> Data to process
_____

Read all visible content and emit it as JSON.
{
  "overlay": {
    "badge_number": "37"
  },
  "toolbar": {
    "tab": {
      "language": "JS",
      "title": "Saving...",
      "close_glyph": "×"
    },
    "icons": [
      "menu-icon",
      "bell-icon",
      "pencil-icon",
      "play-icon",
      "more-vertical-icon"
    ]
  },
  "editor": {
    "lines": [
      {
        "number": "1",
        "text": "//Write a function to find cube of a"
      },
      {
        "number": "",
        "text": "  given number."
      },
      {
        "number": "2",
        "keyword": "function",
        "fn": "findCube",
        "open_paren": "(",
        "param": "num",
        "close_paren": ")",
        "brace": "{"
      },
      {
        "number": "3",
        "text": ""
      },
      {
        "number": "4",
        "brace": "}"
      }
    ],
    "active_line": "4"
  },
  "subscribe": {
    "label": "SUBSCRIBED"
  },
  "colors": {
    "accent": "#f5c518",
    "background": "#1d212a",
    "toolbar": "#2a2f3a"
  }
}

_____

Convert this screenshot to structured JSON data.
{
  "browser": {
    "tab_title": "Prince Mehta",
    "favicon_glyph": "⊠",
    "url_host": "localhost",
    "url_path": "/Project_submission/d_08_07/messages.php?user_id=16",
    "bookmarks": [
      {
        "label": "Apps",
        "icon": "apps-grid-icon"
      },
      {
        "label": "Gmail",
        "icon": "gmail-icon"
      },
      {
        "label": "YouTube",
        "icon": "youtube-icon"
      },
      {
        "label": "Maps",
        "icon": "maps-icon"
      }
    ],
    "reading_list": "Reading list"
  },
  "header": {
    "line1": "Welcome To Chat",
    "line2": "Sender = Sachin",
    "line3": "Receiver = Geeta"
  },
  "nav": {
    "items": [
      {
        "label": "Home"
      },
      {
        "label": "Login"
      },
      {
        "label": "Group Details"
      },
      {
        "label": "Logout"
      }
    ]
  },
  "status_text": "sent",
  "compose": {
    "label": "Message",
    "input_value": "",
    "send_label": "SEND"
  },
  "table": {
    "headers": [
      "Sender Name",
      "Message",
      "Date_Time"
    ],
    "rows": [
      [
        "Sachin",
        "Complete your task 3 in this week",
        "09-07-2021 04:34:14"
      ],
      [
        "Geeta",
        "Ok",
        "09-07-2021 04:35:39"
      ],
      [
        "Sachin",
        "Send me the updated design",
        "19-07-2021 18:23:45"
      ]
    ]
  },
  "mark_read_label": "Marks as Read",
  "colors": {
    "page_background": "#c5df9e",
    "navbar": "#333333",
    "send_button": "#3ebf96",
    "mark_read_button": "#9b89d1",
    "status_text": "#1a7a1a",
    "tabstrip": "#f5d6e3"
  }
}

_____

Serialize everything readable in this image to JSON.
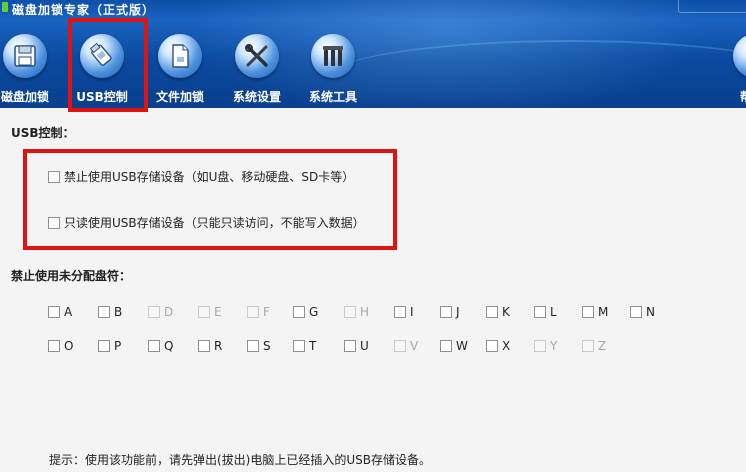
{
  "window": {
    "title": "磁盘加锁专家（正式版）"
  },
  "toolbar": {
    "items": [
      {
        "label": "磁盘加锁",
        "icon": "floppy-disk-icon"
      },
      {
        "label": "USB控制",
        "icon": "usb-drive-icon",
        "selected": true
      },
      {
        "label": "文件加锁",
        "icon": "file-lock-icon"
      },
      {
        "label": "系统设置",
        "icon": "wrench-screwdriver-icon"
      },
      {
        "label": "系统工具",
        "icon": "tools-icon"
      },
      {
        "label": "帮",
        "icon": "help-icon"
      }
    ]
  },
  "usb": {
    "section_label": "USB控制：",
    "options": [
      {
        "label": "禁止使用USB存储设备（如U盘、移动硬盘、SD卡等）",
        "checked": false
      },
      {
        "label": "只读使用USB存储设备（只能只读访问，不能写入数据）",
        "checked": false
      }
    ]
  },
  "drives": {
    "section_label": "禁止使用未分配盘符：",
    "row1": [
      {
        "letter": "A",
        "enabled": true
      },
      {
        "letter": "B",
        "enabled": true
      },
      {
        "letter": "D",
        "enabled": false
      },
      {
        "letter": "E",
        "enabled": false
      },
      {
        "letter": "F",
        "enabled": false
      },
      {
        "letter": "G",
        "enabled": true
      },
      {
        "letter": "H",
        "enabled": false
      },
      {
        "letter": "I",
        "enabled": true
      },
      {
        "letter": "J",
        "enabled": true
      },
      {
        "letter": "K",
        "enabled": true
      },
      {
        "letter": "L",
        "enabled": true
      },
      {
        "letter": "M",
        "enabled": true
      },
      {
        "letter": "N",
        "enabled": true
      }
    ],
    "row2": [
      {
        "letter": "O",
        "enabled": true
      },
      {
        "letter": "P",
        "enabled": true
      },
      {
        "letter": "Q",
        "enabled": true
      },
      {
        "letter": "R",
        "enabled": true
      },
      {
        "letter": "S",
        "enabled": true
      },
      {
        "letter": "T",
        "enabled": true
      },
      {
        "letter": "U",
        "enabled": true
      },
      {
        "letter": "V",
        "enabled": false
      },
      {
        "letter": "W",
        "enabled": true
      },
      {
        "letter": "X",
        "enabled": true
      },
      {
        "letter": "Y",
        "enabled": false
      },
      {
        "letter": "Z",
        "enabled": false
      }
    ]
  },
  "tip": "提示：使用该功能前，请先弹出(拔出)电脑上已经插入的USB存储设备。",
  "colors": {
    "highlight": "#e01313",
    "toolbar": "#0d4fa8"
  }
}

_____

> Problem
Return all lines containing "JSON".

> Exercise solution
Read all visible content and emit it as JSON.
Convert this screenshot to structured JSON data.
Serialize everything readable in this image to JSON.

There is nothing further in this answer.